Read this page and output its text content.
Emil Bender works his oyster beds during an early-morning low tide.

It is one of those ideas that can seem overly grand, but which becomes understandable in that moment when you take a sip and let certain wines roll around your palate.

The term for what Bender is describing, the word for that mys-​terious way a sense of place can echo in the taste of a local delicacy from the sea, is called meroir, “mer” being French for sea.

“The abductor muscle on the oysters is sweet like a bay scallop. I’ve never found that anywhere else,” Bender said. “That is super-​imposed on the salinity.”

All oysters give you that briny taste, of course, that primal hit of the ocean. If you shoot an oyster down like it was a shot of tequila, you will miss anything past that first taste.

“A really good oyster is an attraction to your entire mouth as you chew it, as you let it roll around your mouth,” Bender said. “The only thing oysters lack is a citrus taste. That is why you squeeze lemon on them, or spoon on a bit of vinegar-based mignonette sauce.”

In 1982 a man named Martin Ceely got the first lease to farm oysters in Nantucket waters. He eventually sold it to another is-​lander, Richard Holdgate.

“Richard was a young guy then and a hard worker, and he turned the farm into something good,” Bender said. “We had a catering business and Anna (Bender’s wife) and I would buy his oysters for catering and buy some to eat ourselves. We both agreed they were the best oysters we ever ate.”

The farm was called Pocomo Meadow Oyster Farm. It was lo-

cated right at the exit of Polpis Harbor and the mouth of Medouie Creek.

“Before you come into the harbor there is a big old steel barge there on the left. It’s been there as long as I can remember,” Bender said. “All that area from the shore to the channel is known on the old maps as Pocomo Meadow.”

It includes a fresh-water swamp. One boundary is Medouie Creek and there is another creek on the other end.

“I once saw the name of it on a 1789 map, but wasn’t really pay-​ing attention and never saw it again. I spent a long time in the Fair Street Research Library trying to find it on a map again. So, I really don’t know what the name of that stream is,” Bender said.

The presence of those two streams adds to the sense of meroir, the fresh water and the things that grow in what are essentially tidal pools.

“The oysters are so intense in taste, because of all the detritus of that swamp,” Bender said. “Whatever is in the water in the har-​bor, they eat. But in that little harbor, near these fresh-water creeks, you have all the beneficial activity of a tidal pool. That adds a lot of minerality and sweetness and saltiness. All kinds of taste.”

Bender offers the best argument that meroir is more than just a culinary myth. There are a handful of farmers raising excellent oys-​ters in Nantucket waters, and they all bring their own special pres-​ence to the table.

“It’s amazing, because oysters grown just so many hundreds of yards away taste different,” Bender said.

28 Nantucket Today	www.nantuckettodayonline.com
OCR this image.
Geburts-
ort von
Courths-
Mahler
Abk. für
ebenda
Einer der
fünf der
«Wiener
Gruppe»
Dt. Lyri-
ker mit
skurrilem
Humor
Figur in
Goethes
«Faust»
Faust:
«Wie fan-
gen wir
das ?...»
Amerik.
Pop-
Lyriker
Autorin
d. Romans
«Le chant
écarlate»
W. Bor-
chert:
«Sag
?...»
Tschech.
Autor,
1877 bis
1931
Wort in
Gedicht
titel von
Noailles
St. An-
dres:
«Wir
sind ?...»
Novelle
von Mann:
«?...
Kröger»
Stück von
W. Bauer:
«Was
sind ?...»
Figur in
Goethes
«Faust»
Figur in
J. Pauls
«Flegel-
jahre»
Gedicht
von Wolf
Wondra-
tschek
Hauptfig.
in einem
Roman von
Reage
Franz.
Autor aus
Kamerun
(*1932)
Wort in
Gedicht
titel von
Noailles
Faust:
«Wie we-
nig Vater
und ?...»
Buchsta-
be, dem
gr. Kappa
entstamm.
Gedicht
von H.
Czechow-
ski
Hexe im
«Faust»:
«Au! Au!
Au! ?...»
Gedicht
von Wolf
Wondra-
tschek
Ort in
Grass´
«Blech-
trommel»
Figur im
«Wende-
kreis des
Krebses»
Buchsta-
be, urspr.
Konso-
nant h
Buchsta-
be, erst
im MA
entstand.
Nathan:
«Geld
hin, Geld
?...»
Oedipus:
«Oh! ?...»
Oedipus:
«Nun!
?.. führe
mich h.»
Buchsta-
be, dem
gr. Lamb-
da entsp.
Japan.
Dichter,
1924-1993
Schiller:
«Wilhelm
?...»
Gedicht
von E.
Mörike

| EXERCISE DETAILS |
Using the material above, print every entry exactly as written.

| SOLUTION FOR THIS TASK |
Read this page and output its text content.
Emil Bender works his oyster beds during an early-morning low tide.

It is one of those ideas that can seem overly grand, but which becomes understandable in that moment when you take a sip and let certain wines roll around your palate.

The term for what Bender is describing, the word for that mys-​terious way a sense of place can echo in the taste of a local delicacy from the sea, is called meroir, “mer” being French for sea.

“The abductor muscle on the oysters is sweet like a bay scallop. I’ve never found that anywhere else,” Bender said. “That is super-​imposed on the salinity.”

All oysters give you that briny taste, of course, that primal hit of the ocean. If you shoot an oyster down like it was a shot of tequila, you will miss anything past that first taste.

“A really good oyster is an attraction to your entire mouth as you chew it, as you let it roll around your mouth,” Bender said. “The only thing oysters lack is a citrus taste. That is why you squeeze lemon on them, or spoon on a bit of vinegar-based mignonette sauce.”

In 1982 a man named Martin Ceely got the first lease to farm oysters in Nantucket waters. He eventually sold it to another is-​lander, Richard Holdgate.

“Richard was a young guy then and a hard worker, and he turned the farm into something good,” Bender said. “We had a catering business and Anna (Bender’s wife) and I would buy his oysters for catering and buy some to eat ourselves. We both agreed they were the best oysters we ever ate.”

The farm was called Pocomo Meadow Oyster Farm. It was lo-

cated right at the exit of Polpis Harbor and the mouth of Medouie Creek.

“Before you come into the harbor there is a big old steel barge there on the left. It’s been there as long as I can remember,” Bender said. “All that area from the shore to the channel is known on the old maps as Pocomo Meadow.”

It includes a fresh-water swamp. One boundary is Medouie Creek and there is another creek on the other end.

“I once saw the name of it on a 1789 map, but wasn’t really pay-​ing attention and never saw it again. I spent a long time in the Fair Street Research Library trying to find it on a map again. So, I really don’t know what the name of that stream is,” Bender said.

The presence of those two streams adds to the sense of meroir, the fresh water and the things that grow in what are essentially tidal pools.

“The oysters are so intense in taste, because of all the detritus of that swamp,” Bender said. “Whatever is in the water in the har-​bor, they eat. But in that little harbor, near these fresh-water creeks, you have all the beneficial activity of a tidal pool. That adds a lot of minerality and sweetness and saltiness. All kinds of taste.”

Bender offers the best argument that meroir is more than just a culinary myth. There are a handful of farmers raising excellent oys-​ters in Nantucket waters, and they all bring their own special pres-​ence to the table.

“It’s amazing, because oysters grown just so many hundreds of yards away taste different,” Bender said.

28 Nantucket Today	www.nantuckettodayonline.com
OCR this image.
Geburts-
ort von
Courths-
Mahler
Abk. für
ebenda
Einer der
fünf der
«Wiener
Gruppe»
Dt. Lyri-
ker mit
skurrilem
Humor
Figur in
Goethes
«Faust»
Faust:
«Wie fan-
gen wir
das ?...»
Amerik.
Pop-
Lyriker
Autorin
d. Romans
«Le chant
écarlate»
W. Bor-
chert:
«Sag
?...»
Tschech.
Autor,
1877 bis
1931
Wort in
Gedicht
titel von
Noailles
St. An-
dres:
«Wir
sind ?...»
Novelle
von Mann:
«?...
Kröger»
Stück von
W. Bauer:
«Was
sind ?...»
Figur in
Goethes
«Faust»
Figur in
J. Pauls
«Flegel-
jahre»
Gedicht
von Wolf
Wondra-
tschek
Hauptfig.
in einem
Roman von
Reage
Franz.
Autor aus
Kamerun
(*1932)
Wort in
Gedicht
titel von
Noailles
Faust:
«Wie we-
nig Vater
und ?...»
Buchsta-
be, dem
gr. Kappa
entstamm.
Gedicht
von H.
Czechow-
ski
Hexe im
«Faust»:
«Au! Au!
Au! ?...»
Gedicht
von Wolf
Wondra-
tschek
Ort in
Grass´
«Blech-
trommel»
Figur im
«Wende-
kreis des
Krebses»
Buchsta-
be, urspr.
Konso-
nant h
Buchsta-
be, erst
im MA
entstand.
Nathan:
«Geld
hin, Geld
?...»
Oedipus:
«Oh! ?...»
Oedipus:
«Nun!
?.. führe
mich h.»
Buchsta-
be, dem
gr. Lamb-
da entsp.
Japan.
Dichter,
1924-1993
Schiller:
«Wilhelm
?...»
Gedicht
von E.
Mörike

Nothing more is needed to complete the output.